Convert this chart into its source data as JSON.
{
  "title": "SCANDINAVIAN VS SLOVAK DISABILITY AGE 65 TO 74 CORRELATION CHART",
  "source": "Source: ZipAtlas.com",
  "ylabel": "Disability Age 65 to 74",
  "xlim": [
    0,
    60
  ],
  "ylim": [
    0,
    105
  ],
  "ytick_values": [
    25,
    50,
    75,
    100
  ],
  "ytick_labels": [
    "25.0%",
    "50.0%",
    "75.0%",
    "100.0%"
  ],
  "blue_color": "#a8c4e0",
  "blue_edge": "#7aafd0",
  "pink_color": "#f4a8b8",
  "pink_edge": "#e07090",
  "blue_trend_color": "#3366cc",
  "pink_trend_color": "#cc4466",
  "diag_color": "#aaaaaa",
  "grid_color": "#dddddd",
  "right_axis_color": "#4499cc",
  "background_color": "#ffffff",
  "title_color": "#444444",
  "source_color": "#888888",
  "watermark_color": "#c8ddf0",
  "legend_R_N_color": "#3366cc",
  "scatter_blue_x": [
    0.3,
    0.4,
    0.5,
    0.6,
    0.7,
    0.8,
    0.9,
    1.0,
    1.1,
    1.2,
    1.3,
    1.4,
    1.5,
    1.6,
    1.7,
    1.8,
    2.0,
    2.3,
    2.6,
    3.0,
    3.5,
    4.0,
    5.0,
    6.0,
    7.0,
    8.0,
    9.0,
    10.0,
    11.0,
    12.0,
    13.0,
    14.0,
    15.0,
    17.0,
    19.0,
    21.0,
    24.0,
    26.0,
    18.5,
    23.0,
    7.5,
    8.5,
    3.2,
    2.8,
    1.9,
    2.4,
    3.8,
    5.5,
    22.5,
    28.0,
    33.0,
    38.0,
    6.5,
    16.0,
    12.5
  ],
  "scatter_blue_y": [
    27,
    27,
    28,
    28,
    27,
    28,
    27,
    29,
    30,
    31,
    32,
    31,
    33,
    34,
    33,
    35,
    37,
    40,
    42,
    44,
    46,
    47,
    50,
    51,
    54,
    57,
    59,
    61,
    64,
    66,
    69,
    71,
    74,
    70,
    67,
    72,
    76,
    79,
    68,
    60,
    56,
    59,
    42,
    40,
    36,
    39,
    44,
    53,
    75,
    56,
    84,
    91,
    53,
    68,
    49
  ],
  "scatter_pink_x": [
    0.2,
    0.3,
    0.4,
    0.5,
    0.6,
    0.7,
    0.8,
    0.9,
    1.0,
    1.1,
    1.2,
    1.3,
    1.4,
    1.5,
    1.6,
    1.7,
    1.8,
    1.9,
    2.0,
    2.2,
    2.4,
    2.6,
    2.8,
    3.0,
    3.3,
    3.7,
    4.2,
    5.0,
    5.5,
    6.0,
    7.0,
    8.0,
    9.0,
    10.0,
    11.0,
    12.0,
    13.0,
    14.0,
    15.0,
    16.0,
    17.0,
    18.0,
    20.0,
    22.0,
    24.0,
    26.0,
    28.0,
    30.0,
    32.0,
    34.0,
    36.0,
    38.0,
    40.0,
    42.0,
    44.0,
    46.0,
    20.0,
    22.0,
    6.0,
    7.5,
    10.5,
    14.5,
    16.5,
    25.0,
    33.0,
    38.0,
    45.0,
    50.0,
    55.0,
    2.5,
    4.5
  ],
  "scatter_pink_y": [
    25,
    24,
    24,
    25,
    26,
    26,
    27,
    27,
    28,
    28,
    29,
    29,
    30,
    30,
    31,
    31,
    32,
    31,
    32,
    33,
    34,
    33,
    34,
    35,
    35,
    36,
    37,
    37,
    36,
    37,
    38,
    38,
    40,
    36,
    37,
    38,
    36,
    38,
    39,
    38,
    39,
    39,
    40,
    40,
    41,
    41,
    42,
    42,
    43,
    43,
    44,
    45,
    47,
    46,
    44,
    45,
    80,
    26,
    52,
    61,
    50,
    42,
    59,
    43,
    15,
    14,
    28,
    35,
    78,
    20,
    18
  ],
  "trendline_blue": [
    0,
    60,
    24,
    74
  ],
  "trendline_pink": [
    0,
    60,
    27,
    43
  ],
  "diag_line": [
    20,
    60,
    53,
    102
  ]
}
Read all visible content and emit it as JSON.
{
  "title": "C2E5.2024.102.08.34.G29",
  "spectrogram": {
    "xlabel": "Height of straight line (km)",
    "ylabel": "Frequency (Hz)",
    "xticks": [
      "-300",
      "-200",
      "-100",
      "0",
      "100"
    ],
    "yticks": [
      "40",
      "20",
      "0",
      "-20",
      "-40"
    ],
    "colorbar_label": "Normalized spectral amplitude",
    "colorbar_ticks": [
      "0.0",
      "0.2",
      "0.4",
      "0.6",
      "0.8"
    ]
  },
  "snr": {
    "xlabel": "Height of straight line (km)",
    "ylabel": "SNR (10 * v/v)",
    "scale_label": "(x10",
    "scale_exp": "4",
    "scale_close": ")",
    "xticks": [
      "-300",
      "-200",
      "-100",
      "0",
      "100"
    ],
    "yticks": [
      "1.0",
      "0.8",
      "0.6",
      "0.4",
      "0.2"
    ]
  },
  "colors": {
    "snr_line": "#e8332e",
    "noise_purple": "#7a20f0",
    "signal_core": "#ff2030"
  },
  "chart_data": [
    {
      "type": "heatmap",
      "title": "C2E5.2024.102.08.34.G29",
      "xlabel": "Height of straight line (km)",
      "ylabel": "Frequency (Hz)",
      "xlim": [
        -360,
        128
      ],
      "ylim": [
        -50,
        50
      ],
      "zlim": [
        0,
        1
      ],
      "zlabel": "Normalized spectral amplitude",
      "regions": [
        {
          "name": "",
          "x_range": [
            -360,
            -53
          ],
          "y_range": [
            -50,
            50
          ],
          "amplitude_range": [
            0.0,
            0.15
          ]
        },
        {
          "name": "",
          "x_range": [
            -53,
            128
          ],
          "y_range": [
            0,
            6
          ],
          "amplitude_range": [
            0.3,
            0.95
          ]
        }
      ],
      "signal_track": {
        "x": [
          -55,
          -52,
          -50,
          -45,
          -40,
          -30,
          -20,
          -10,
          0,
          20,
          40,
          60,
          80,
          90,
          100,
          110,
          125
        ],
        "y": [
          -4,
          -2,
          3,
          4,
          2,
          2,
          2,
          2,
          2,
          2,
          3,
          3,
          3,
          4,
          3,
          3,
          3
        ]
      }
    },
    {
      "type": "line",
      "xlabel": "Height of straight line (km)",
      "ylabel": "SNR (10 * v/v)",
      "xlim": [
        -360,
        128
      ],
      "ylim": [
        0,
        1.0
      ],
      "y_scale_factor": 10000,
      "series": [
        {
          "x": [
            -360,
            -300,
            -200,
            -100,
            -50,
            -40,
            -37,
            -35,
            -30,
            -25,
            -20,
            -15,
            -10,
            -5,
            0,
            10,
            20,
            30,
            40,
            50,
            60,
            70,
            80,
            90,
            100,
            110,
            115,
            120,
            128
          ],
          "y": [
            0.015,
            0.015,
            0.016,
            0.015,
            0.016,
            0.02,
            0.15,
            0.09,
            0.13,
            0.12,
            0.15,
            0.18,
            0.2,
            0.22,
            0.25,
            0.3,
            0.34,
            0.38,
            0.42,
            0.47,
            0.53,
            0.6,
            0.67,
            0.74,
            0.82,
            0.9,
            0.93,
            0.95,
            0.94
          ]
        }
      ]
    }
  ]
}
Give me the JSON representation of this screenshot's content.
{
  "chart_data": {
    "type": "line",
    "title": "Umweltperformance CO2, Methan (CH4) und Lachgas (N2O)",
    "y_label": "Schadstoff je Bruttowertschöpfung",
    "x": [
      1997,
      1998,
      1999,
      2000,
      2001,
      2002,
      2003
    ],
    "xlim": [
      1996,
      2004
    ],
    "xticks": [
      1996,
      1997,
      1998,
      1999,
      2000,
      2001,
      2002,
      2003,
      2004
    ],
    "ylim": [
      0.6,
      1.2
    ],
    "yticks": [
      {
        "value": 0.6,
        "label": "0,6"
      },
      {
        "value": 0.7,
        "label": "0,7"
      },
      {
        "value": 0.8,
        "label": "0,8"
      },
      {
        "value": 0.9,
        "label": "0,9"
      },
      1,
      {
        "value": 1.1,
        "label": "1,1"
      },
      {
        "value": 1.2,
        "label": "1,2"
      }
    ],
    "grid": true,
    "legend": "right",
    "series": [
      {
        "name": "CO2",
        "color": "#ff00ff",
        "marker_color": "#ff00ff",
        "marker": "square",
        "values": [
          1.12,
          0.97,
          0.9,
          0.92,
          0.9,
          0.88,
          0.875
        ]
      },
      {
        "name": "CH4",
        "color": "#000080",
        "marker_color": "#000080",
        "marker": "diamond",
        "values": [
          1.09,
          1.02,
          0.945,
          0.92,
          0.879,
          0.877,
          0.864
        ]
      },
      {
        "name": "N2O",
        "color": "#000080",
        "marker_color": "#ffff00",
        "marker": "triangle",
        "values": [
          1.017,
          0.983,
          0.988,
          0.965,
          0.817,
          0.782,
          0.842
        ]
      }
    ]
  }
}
·····
- What you have to do
Copy out every line of the data that includes the word "spectral".

- Answer to the exercise
    "colorbar_label": "Normalized spectral amplitude",
      "zlabel": "Normalized spectral amplitude",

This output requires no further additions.